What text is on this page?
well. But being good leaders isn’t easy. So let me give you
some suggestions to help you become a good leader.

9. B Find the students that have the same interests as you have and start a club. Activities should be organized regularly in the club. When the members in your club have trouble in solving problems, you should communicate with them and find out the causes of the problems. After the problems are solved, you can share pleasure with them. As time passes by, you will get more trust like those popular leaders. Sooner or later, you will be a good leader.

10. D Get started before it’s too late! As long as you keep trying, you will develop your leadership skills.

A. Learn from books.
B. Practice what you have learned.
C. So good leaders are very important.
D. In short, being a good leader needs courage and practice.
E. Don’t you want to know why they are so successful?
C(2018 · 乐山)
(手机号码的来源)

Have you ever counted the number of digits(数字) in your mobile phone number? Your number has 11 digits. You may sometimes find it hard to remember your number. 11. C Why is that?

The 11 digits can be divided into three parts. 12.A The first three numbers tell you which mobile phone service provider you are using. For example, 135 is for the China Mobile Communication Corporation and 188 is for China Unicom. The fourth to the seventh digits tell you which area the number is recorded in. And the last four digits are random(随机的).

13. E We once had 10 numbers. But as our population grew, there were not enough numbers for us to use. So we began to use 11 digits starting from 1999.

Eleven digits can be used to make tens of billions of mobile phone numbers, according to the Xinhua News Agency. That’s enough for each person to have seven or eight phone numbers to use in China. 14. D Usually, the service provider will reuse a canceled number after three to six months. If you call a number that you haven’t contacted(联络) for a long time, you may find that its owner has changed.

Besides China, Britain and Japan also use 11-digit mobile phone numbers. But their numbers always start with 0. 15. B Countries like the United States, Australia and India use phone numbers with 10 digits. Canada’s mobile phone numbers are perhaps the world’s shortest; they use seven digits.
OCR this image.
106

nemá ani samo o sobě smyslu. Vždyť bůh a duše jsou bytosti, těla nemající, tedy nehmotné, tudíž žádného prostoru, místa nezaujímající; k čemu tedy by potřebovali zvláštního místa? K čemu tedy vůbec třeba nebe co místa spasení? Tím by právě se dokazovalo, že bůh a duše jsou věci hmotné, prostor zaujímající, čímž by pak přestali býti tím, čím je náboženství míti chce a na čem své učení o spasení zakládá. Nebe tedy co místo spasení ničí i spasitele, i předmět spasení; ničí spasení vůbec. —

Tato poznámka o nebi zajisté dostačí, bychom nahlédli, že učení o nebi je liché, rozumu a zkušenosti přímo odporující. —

───

• _Exercise instructions_
Set down each entry again, unchanged.

• _Exercise result_
What text is on this page?
well. But being good leaders isn’t easy. So let me give you
some suggestions to help you become a good leader.

9. B Find the students that have the same interests as you have and start a club. Activities should be organized regularly in the club. When the members in your club have trouble in solving problems, you should communicate with them and find out the causes of the problems. After the problems are solved, you can share pleasure with them. As time passes by, you will get more trust like those popular leaders. Sooner or later, you will be a good leader.

10. D Get started before it’s too late! As long as you keep trying, you will develop your leadership skills.

A. Learn from books.
B. Practice what you have learned.
C. So good leaders are very important.
D. In short, being a good leader needs courage and practice.
E. Don’t you want to know why they are so successful?
C(2018 · 乐山)
(手机号码的来源)

Have you ever counted the number of digits(数字) in your mobile phone number? Your number has 11 digits. You may sometimes find it hard to remember your number. 11. C Why is that?

The 11 digits can be divided into three parts. 12.A The first three numbers tell you which mobile phone service provider you are using. For example, 135 is for the China Mobile Communication Corporation and 188 is for China Unicom. The fourth to the seventh digits tell you which area the number is recorded in. And the last four digits are random(随机的).

13. E We once had 10 numbers. But as our population grew, there were not enough numbers for us to use. So we began to use 11 digits starting from 1999.

Eleven digits can be used to make tens of billions of mobile phone numbers, according to the Xinhua News Agency. That’s enough for each person to have seven or eight phone numbers to use in China. 14. D Usually, the service provider will reuse a canceled number after three to six months. If you call a number that you haven’t contacted(联络) for a long time, you may find that its owner has changed.

Besides China, Britain and Japan also use 11-digit mobile phone numbers. But their numbers always start with 0. 15. B Countries like the United States, Australia and India use phone numbers with 10 digits. Canada’s mobile phone numbers are perhaps the world’s shortest; they use seven digits.
OCR this image.
106

nemá ani samo o sobě smyslu. Vždyť bůh a duše jsou bytosti, těla nemající, tedy nehmotné, tudíž žádného prostoru, místa nezaujímající; k čemu tedy by potřebovali zvláštního místa? K čemu tedy vůbec třeba nebe co místa spasení? Tím by právě se dokazovalo, že bůh a duše jsou věci hmotné, prostor zaujímající, čímž by pak přestali býti tím, čím je náboženství míti chce a na čem své učení o spasení zakládá. Nebe tedy co místo spasení ničí i spasitele, i předmět spasení; ničí spasení vůbec. —

Tato poznámka o nebi zajisté dostačí, bychom nahlédli, že učení o nebi je liché, rozumu a zkušenosti přímo odporující. —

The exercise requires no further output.